## [Instructions to follow]
Copy the records below exactly as they are written.

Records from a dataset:
- - -
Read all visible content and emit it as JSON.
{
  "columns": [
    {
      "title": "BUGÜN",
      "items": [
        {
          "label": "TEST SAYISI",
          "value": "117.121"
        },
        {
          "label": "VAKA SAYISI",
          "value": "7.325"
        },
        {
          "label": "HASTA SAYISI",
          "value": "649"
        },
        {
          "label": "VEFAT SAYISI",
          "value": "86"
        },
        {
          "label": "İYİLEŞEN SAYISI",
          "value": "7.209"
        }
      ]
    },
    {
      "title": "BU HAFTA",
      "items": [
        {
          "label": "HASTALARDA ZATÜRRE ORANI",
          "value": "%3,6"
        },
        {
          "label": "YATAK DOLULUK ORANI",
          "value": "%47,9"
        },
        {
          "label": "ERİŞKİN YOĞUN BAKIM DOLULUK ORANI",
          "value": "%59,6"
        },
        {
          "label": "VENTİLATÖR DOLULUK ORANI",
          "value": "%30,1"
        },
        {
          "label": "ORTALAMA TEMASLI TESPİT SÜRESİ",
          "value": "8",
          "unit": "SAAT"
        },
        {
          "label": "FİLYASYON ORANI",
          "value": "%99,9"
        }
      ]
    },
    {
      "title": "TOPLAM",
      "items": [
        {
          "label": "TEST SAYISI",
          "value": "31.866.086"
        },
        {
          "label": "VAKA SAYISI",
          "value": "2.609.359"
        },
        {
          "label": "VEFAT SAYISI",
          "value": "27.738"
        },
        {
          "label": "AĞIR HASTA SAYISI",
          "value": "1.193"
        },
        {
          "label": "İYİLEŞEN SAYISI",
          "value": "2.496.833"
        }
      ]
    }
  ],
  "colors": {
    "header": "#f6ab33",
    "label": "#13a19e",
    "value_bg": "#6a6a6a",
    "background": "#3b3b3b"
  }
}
- - -
## [Solution for this task]
Read all visible content and emit it as JSON.
{
  "columns": [
    {
      "title": "BUGÜN",
      "items": [
        {
          "label": "TEST SAYISI",
          "value": "117.121"
        },
        {
          "label": "VAKA SAYISI",
          "value": "7.325"
        },
        {
          "label": "HASTA SAYISI",
          "value": "649"
        },
        {
          "label": "VEFAT SAYISI",
          "value": "86"
        },
        {
          "label": "İYİLEŞEN SAYISI",
          "value": "7.209"
        }
      ]
    },
    {
      "title": "BU HAFTA",
      "items": [
        {
          "label": "HASTALARDA ZATÜRRE ORANI",
          "value": "%3,6"
        },
        {
          "label": "YATAK DOLULUK ORANI",
          "value": "%47,9"
        },
        {
          "label": "ERİŞKİN YOĞUN BAKIM DOLULUK ORANI",
          "value": "%59,6"
        },
        {
          "label": "VENTİLATÖR DOLULUK ORANI",
          "value": "%30,1"
        },
        {
          "label": "ORTALAMA TEMASLI TESPİT SÜRESİ",
          "value": "8",
          "unit": "SAAT"
        },
        {
          "label": "FİLYASYON ORANI",
          "value": "%99,9"
        }
      ]
    },
    {
      "title": "TOPLAM",
      "items": [
        {
          "label": "TEST SAYISI",
          "value": "31.866.086"
        },
        {
          "label": "VAKA SAYISI",
          "value": "2.609.359"
        },
        {
          "label": "VEFAT SAYISI",
          "value": "27.738"
        },
        {
          "label": "AĞIR HASTA SAYISI",
          "value": "1.193"
        },
        {
          "label": "İYİLEŞEN SAYISI",
          "value": "2.496.833"
        }
      ]
    }
  ],
  "colors": {
    "header": "#f6ab33",
    "label": "#13a19e",
    "value_bg": "#6a6a6a",
    "background": "#3b3b3b"
  }
}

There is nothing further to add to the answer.